Supplied records =>

::::::::

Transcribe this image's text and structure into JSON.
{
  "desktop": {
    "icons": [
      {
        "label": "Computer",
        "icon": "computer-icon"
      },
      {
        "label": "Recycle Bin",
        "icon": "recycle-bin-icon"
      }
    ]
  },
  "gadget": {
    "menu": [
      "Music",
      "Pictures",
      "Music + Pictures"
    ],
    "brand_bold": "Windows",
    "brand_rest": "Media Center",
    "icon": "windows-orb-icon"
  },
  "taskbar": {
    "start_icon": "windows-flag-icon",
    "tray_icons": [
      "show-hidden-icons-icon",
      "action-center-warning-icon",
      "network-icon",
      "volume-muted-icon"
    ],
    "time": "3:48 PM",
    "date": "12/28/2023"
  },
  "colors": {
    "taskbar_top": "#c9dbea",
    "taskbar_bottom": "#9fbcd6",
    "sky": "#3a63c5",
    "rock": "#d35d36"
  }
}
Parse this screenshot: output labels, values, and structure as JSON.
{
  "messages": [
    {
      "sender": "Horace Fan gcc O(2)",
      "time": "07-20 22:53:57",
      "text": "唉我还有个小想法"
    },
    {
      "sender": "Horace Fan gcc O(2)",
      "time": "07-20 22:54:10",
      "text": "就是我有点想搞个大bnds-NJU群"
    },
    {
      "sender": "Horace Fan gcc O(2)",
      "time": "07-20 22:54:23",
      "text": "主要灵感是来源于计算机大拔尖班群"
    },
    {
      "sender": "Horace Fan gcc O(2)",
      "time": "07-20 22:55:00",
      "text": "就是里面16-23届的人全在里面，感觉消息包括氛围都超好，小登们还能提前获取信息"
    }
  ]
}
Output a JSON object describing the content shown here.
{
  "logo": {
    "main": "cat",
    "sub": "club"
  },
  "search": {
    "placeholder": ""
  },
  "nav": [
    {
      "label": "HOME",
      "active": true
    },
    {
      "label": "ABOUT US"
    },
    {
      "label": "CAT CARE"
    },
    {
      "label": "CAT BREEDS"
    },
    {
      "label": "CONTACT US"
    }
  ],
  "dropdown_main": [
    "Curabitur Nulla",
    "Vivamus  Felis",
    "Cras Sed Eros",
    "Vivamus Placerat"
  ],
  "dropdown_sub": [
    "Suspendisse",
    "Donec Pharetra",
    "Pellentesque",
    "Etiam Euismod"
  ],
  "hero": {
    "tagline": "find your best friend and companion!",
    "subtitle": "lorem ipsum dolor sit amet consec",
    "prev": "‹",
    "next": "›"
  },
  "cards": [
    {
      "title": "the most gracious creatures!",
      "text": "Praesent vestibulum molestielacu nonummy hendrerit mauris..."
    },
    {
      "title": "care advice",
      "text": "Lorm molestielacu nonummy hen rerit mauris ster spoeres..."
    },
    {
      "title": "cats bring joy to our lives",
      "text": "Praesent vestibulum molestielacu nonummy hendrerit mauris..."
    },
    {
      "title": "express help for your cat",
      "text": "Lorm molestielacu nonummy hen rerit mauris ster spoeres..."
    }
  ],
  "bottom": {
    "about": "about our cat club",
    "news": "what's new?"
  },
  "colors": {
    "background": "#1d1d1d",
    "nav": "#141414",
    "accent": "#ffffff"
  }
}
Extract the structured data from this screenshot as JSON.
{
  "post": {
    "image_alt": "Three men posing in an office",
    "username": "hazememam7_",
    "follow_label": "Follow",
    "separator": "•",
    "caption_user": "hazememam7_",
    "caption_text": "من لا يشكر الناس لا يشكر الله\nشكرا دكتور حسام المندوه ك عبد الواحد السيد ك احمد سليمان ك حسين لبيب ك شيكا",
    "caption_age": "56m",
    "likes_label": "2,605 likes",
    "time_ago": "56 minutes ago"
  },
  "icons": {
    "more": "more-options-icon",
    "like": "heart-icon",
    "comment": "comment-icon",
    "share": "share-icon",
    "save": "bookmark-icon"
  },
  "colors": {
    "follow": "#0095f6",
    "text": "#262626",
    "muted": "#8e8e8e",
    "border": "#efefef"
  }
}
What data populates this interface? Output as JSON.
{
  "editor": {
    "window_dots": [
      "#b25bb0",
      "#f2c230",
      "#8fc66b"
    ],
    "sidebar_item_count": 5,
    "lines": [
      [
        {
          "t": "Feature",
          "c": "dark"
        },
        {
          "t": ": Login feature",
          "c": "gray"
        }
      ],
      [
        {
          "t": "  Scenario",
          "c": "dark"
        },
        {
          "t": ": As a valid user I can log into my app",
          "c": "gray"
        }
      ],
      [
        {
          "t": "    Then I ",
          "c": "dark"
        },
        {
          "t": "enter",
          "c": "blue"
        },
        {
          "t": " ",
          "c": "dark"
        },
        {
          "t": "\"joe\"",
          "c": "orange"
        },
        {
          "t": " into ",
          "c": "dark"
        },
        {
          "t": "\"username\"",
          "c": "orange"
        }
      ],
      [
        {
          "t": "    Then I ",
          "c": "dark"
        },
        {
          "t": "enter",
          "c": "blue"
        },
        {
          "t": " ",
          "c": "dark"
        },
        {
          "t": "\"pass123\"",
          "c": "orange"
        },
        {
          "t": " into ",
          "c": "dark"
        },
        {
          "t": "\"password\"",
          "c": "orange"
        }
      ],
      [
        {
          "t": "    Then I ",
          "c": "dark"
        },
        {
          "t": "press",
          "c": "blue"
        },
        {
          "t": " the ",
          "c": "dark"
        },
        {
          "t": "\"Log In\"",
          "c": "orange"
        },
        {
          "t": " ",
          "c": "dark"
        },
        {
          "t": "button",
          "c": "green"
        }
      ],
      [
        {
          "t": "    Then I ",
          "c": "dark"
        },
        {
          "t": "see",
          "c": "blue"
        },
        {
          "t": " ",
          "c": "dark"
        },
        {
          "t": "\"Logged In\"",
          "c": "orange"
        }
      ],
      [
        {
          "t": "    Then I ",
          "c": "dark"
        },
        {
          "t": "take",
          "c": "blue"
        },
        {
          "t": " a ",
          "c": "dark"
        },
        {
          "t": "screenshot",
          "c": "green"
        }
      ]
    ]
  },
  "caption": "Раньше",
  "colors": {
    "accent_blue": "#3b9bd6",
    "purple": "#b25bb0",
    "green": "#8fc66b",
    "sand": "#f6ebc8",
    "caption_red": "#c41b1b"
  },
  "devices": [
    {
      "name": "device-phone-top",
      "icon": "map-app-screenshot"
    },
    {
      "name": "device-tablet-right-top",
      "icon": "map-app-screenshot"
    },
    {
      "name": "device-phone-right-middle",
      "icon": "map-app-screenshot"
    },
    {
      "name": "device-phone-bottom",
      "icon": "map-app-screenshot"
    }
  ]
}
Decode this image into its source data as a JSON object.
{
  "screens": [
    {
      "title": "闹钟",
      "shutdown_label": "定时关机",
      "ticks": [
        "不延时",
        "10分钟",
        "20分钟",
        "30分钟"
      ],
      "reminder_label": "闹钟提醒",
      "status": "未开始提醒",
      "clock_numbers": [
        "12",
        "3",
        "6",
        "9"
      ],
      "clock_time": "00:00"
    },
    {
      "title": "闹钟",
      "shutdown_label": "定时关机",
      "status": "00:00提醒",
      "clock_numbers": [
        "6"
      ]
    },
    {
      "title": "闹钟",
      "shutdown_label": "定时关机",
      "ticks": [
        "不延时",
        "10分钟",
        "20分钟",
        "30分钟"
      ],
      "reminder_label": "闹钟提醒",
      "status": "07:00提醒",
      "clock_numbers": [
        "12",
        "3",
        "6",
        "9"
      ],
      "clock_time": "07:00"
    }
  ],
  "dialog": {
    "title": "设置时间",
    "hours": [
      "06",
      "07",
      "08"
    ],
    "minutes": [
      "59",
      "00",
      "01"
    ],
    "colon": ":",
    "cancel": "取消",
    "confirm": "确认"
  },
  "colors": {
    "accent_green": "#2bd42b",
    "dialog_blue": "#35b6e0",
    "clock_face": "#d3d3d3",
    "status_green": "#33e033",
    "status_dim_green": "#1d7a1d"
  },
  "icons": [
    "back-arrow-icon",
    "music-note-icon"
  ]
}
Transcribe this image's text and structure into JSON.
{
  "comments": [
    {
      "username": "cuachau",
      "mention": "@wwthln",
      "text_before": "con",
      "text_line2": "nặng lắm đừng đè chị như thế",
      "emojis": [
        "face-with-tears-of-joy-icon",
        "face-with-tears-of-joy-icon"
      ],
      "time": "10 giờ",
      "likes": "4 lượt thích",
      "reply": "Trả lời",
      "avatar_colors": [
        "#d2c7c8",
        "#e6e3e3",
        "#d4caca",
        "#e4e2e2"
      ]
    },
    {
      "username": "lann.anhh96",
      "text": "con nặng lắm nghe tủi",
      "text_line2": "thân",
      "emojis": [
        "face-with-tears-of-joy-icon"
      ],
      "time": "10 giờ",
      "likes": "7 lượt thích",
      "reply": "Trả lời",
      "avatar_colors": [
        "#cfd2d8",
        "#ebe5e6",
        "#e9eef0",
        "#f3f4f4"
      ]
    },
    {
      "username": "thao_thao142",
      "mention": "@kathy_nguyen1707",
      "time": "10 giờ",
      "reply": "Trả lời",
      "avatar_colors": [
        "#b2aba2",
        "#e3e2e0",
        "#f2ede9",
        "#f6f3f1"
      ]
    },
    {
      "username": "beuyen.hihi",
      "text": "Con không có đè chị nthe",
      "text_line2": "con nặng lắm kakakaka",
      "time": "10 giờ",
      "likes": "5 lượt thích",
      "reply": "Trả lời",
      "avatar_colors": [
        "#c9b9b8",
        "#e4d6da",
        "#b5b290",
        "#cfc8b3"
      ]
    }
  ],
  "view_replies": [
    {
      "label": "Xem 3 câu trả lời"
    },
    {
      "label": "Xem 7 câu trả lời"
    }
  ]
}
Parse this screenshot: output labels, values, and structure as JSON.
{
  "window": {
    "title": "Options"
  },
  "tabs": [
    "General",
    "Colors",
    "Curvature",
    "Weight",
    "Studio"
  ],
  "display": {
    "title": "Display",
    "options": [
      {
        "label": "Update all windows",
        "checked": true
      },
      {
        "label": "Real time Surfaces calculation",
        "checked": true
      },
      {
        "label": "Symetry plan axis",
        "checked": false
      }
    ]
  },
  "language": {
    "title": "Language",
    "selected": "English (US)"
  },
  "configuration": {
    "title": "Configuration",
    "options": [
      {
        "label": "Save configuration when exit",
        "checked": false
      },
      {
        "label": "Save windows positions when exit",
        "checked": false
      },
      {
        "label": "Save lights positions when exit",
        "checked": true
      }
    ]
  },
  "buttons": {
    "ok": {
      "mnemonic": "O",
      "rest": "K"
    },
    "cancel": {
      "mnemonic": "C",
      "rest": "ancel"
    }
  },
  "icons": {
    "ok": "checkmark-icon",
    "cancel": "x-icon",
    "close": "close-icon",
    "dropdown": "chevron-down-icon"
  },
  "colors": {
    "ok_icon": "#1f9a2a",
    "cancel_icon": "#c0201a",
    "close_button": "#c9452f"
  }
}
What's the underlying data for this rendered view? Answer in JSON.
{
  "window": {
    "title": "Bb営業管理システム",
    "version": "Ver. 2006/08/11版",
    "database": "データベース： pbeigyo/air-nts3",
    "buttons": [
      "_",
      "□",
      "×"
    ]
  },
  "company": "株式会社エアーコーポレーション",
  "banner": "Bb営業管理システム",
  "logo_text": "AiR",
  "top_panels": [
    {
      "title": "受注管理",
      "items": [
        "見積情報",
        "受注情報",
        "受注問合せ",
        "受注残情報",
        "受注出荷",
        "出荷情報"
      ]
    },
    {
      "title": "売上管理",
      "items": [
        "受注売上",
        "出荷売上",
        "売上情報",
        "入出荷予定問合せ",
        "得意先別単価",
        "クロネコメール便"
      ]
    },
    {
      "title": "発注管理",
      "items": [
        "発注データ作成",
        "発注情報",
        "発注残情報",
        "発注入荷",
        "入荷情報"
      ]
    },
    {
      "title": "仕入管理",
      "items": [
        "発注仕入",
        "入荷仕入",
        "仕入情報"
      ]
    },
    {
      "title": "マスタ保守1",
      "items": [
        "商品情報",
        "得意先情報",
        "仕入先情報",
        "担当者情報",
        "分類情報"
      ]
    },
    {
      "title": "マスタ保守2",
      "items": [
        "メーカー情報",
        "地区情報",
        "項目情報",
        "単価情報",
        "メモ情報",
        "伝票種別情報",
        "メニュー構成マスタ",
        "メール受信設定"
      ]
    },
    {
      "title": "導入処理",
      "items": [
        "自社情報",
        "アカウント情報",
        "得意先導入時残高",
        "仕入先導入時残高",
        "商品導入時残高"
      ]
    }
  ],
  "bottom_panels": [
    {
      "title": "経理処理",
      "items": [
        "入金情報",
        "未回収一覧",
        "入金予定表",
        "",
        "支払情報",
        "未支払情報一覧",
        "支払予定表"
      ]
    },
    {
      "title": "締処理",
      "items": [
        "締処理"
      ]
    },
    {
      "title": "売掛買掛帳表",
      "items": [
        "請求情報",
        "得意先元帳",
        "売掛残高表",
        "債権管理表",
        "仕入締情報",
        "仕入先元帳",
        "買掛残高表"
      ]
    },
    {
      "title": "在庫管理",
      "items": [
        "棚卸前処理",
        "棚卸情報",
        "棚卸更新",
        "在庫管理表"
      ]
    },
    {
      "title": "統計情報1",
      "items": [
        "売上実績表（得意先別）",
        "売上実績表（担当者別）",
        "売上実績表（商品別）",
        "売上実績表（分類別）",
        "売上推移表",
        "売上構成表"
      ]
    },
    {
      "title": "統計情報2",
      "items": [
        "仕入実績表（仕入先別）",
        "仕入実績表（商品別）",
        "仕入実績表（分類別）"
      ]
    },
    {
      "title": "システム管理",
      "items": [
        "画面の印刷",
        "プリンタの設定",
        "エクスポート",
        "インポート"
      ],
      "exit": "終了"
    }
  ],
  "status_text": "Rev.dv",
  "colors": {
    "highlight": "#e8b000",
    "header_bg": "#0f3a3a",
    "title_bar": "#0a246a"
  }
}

::::::::

What you should do => Select the lines from the entries that include the word "username".

Final answer =>
    "username": "hazememam7_",
          "t": "\"username\"",
      "username": "cuachau",
      "username": "lann.anhh96",
      "username": "thao_thao142",
      "username": "beuyen.hihi",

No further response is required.